• CONSIGNES
(a) Recopiez sans rien changer le passage de l'entretien avec Marie Perbost, de « Personne n’avait jamais » jusqu'à « pas malade ! ».
(b) Dans l'entretien avec Marie Perbost, qu'a fait sa belle-mère pour éviter qu'elle ne tombe malade ?

━━━ BLOC DE TEXTE

Marie Perbost : « Il faut valoriser les femmes qui ont de l’âge »
Marie Perbost, vous aviez déjà été nommée comme révélation lyrique aux Victoires de la musique classique en 2018, avant de devoir déclarer forfait pour raison de santé. Vous vous êtes déjà exprimée dans nos pages sur cet événement. Comment vivez-vous le fait d’avoir été de nouveau nommée ?
Personne n’avait jamais été nommé deux fois : j’ai donc déjà gagné cela, et j’en suis bien contente. Je leur suis reconnaissante, car cela fait ainsi deux fois que je bénéficie d’une belle publicité. Lorsque je l’ai appris, j’ai ressenti un mélange entre une grande joie, car je ne m’y attendais pas du tout, et la peur de replonger dans l’expérience un peu traumatisante d’il y a deux ans. Je n’avais rien annulé jusque-là : cela m’est apparu comme la fin du monde. Je pensais que j’avais laissé passer ma chance. J’ai heureusement appris à cette occasion que ce n’était pas si grave, que cela arrive à tous les collègues, y compris au plus haut niveau. Je me suis dit, aussi, que cette fois je ne pouvais pas manquer les Victoires une seconde fois : j’ai fait très attention en vélo pendant les grèves et ma belle-mère m’a tricoté une écharpe pour que je ne tombe pas malade !
Qu’avez-vous choisi de présenter lors du Concert des révélations ?

━━━━━━
━━━ DONNÉES FOURNIES

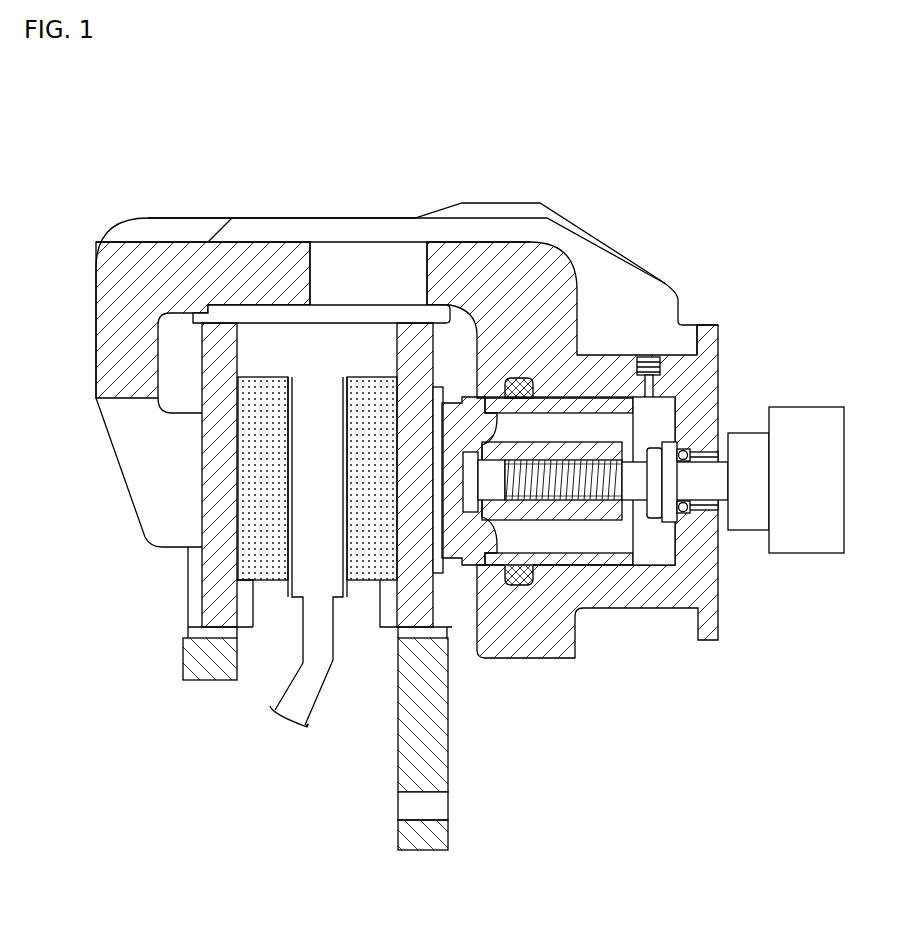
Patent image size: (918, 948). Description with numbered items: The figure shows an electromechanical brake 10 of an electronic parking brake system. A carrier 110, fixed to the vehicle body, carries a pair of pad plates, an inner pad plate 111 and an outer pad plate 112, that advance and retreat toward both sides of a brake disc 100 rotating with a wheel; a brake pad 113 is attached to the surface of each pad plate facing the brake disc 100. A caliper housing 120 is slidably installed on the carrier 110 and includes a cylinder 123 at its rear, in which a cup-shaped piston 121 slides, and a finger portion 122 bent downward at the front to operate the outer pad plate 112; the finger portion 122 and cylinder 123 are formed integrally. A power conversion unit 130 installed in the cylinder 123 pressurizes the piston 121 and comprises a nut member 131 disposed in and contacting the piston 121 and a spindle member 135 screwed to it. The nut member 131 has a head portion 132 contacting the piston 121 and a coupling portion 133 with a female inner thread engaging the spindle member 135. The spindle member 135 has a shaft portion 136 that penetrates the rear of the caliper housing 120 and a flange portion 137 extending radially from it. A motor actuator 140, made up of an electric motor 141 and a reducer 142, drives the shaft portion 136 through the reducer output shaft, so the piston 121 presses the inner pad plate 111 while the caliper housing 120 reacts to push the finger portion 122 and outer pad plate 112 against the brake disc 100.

━━━━━━

• RÉPONSES
(a)
Personne n’avait jamais été nommé deux fois : j’ai donc déjà gagné cela, et j’en suis bien contente. Je leur suis reconnaissante, car cela fait ainsi deux fois que je bénéficie d’une belle publicité. Lorsque je l’ai appris, j’ai ressenti un mélange entre une grande joie, car je ne m’y attendais pas du tout, et la peur de replonger dans l’expérience un peu traumatisante d’il y a deux ans. Je n’avais rien annulé jusque-là : cela m’est apparu comme la fin du monde. Je pensais que j’avais laissé passer ma chance. J’ai heureusement appris à cette occasion que ce n’était pas si grave, que cela arrive à tous les collègues, y compris au plus haut niveau. Je me suis dit, aussi, que cette fois je ne pouvais pas manquer les Victoires une seconde fois : j’ai fait très attention en vélo pendant les grèves et ma belle-mère m’a tricoté une écharpe pour que je ne tombe pas malade !

(b) Elle lui a tricoté une écharpe.